Stored dataset items
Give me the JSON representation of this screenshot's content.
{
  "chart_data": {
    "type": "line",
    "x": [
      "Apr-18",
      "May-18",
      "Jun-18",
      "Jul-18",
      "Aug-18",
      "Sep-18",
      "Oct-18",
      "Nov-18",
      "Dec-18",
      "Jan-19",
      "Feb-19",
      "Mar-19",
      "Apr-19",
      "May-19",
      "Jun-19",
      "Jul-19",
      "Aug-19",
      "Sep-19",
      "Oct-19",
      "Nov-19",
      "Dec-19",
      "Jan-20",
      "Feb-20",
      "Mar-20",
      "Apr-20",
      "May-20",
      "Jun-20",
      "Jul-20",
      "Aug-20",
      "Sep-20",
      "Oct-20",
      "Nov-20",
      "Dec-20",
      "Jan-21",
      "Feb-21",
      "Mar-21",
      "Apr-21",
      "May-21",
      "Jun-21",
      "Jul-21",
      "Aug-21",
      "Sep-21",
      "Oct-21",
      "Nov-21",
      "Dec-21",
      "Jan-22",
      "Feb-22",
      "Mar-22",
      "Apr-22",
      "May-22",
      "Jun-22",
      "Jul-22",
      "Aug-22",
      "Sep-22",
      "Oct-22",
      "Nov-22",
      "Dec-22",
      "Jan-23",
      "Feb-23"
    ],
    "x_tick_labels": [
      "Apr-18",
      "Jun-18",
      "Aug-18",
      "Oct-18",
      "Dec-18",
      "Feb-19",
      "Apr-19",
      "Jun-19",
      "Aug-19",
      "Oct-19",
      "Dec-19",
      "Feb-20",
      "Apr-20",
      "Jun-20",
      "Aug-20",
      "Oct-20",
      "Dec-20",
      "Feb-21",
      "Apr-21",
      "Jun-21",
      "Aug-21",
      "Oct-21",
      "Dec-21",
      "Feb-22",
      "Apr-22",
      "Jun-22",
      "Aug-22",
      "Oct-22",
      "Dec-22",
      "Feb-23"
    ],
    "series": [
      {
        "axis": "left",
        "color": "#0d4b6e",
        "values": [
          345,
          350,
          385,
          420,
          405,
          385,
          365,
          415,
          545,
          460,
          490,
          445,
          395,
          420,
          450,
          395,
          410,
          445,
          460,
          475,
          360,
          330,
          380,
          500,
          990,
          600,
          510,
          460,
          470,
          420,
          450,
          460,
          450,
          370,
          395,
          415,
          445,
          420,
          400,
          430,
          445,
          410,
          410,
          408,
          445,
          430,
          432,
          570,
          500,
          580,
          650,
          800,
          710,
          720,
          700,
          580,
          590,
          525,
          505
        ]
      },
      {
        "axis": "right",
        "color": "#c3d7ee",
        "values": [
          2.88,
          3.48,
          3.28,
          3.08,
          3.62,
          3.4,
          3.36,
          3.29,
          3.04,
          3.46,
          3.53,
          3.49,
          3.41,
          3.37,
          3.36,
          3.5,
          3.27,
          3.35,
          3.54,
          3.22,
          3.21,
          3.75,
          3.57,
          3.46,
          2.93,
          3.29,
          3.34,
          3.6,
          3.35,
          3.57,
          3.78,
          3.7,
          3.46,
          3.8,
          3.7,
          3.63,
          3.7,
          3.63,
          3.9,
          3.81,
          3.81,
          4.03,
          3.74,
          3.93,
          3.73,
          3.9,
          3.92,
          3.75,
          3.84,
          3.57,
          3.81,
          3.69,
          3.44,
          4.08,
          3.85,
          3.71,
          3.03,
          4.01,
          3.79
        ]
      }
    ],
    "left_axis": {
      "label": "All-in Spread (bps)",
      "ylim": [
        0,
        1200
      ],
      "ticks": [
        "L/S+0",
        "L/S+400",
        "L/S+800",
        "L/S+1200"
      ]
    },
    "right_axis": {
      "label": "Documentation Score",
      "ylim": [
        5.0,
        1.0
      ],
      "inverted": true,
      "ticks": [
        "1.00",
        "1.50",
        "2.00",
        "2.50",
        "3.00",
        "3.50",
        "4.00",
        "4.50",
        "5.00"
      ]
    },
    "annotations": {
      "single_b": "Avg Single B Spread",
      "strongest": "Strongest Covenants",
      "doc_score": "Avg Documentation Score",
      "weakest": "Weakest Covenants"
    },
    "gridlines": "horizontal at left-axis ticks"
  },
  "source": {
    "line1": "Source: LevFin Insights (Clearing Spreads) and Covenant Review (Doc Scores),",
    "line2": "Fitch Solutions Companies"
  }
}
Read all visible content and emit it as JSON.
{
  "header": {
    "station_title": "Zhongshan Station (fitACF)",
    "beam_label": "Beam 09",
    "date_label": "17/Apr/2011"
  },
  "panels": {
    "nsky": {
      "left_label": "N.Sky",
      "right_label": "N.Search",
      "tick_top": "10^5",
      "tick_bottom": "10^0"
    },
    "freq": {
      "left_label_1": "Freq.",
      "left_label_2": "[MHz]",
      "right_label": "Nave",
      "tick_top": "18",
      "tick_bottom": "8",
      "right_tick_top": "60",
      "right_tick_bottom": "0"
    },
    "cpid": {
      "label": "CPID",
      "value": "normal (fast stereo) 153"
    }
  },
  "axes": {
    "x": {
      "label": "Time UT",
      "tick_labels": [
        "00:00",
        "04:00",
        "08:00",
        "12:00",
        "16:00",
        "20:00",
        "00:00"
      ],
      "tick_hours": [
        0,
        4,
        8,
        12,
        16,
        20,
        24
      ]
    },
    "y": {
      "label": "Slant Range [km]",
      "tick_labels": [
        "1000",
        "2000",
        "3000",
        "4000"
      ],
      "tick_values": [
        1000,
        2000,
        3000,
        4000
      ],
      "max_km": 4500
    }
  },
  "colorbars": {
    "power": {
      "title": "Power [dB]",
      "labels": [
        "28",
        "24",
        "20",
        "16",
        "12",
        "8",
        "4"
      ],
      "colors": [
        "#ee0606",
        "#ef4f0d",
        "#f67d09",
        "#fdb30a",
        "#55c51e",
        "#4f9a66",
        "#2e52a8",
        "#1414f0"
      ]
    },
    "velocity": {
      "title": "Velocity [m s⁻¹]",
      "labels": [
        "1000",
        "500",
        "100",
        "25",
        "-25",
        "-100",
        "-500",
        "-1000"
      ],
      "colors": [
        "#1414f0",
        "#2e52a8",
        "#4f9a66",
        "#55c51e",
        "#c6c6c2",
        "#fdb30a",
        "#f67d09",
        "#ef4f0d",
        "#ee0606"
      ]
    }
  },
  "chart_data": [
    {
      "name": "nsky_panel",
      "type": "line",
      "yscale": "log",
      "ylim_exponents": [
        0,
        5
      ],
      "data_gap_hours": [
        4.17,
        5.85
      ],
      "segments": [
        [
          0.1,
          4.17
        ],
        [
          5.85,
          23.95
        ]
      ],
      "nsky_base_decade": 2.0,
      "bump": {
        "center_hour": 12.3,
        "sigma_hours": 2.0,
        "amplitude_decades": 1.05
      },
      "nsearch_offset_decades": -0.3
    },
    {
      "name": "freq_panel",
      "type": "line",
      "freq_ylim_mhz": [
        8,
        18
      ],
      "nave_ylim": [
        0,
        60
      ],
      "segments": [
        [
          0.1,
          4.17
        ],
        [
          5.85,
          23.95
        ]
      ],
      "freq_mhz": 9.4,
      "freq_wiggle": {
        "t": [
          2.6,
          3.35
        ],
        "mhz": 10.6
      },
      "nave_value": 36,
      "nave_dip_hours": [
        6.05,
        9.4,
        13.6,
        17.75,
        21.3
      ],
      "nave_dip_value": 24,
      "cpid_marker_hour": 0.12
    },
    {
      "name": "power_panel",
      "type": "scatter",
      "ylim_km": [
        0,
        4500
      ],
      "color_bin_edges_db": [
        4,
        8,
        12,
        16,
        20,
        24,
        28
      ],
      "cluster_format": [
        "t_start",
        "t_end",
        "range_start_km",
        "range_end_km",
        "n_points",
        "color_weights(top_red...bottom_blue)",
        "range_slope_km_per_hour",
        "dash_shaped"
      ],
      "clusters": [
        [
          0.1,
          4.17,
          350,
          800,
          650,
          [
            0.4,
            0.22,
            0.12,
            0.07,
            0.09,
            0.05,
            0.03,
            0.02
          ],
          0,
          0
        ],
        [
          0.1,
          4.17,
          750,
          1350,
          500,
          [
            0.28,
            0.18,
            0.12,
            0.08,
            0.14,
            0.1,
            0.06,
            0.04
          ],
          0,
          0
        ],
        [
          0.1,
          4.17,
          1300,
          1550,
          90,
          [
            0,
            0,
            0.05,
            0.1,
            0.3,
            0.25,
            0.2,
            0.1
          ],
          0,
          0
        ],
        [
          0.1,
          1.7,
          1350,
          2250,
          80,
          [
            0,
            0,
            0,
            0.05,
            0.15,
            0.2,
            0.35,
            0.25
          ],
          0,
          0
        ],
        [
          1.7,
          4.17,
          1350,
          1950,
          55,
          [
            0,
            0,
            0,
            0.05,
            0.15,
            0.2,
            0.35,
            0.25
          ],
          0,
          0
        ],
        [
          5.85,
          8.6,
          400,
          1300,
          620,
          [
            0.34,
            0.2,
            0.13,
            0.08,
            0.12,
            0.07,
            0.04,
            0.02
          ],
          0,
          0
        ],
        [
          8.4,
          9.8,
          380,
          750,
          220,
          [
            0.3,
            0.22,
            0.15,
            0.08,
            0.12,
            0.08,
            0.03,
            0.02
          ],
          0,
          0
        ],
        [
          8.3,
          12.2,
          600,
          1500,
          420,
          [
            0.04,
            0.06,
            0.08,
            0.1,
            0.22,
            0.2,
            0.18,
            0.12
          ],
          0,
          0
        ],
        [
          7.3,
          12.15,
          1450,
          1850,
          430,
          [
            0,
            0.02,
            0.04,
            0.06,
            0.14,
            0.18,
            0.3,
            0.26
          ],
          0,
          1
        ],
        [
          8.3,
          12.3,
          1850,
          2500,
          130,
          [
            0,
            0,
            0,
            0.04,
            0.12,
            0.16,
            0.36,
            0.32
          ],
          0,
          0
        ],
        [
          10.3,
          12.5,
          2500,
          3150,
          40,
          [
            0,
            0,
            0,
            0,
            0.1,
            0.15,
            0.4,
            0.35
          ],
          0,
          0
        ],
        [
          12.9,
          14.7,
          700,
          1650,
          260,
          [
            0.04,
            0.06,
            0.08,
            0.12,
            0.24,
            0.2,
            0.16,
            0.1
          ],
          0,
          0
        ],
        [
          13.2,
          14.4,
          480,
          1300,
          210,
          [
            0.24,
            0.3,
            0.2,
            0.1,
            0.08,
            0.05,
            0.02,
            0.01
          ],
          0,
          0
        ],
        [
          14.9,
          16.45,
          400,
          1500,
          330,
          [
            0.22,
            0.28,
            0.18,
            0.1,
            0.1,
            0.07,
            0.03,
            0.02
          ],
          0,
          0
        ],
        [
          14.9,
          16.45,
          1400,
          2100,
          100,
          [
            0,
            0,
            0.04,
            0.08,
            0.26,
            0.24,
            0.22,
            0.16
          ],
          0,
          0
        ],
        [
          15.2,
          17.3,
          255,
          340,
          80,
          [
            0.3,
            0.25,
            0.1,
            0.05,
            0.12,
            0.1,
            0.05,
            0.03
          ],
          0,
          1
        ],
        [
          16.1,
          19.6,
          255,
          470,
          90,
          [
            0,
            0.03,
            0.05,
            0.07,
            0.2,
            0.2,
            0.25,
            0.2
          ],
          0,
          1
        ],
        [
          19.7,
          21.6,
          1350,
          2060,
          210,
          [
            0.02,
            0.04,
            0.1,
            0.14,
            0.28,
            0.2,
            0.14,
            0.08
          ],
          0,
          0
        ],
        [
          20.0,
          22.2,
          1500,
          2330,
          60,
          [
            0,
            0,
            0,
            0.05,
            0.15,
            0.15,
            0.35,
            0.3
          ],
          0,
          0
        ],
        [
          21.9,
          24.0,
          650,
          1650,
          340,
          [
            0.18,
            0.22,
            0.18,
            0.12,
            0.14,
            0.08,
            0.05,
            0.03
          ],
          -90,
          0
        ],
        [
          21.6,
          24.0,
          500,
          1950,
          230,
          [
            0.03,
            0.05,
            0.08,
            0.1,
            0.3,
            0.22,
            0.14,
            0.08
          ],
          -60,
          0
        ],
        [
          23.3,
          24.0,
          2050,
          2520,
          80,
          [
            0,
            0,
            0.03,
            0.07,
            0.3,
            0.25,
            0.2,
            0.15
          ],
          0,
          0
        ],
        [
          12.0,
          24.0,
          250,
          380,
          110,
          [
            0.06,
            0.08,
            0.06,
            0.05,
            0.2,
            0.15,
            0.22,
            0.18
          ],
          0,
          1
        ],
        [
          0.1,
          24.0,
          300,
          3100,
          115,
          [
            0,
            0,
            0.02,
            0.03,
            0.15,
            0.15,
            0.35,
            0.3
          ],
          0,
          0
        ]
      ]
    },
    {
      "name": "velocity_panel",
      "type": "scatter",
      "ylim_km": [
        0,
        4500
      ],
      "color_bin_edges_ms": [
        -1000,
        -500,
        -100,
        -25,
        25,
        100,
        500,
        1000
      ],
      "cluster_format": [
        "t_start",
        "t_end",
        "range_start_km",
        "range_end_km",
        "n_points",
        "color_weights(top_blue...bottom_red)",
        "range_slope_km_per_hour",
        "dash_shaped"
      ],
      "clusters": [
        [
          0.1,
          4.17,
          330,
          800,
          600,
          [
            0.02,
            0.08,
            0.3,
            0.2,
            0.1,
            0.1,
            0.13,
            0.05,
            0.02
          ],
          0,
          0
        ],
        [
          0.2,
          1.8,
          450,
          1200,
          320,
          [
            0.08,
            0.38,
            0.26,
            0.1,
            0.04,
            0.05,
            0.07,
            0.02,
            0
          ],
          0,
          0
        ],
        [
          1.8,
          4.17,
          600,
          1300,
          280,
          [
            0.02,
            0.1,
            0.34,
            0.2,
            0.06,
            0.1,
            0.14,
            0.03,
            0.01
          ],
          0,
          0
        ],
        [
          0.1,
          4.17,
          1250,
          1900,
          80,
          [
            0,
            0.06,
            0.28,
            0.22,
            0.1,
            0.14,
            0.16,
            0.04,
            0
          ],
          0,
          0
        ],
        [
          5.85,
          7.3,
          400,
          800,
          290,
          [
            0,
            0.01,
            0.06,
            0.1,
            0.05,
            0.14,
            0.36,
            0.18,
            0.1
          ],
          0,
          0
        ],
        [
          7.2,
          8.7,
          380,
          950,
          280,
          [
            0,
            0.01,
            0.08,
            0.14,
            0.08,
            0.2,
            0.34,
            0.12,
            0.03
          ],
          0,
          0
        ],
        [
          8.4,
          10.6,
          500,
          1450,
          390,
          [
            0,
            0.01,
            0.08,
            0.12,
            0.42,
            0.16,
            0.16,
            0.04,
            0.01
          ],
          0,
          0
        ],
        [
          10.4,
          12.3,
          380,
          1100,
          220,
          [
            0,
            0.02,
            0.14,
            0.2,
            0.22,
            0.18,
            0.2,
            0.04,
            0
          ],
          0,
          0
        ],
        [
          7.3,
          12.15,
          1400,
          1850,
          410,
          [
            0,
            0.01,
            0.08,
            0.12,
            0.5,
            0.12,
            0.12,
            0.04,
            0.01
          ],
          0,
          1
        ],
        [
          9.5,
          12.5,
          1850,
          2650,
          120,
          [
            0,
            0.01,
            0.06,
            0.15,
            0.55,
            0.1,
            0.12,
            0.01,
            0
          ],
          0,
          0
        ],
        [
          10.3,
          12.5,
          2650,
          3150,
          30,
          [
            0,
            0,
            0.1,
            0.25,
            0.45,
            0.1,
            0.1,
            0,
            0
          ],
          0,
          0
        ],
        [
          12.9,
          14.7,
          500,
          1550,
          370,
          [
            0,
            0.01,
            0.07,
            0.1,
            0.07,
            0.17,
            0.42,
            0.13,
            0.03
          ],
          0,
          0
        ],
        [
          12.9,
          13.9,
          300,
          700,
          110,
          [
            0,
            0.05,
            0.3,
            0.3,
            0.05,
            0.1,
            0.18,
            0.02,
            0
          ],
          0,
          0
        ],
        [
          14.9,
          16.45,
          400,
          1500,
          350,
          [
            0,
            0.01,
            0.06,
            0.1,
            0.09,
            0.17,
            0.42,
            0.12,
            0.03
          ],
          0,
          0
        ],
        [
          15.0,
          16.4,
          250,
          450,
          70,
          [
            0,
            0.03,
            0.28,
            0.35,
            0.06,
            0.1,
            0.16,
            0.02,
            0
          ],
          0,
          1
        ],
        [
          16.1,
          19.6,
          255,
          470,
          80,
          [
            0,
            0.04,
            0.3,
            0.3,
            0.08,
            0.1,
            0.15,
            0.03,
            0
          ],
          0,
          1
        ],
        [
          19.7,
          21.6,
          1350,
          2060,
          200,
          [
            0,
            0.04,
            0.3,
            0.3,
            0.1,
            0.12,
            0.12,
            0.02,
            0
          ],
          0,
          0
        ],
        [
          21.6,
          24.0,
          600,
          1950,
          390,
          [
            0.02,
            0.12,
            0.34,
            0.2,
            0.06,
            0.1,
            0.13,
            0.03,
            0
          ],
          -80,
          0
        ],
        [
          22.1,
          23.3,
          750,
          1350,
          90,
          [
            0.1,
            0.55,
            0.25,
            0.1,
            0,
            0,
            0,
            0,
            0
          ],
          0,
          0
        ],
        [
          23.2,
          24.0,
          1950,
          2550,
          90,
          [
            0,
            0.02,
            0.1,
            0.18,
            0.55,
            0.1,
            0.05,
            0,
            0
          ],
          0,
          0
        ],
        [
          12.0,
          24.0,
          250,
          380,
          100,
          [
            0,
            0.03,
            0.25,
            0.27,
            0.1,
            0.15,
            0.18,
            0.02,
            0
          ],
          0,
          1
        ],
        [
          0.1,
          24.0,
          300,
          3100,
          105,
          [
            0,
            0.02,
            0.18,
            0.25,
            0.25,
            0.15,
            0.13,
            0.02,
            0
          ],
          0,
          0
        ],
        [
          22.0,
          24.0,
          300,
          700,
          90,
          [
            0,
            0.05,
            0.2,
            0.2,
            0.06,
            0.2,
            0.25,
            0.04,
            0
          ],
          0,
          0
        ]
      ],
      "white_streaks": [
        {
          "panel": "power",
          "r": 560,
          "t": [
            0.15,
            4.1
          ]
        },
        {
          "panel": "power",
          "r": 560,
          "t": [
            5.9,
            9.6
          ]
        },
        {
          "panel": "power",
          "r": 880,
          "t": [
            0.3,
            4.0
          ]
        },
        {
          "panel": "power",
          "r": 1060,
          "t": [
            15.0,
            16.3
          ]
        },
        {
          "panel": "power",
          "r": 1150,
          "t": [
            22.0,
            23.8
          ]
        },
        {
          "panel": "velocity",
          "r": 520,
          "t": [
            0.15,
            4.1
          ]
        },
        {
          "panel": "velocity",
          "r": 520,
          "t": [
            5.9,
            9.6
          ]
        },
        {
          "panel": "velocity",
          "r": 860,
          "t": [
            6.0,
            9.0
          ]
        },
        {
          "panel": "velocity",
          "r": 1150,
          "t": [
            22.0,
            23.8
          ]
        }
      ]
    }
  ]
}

> _Task description_:
Locate the lines above that contain "name" and copy them.

> _Answer to this exercise_:
      "name": "nsky_panel",
      "name": "freq_panel",
      "name": "power_panel",
      "name": "velocity_panel",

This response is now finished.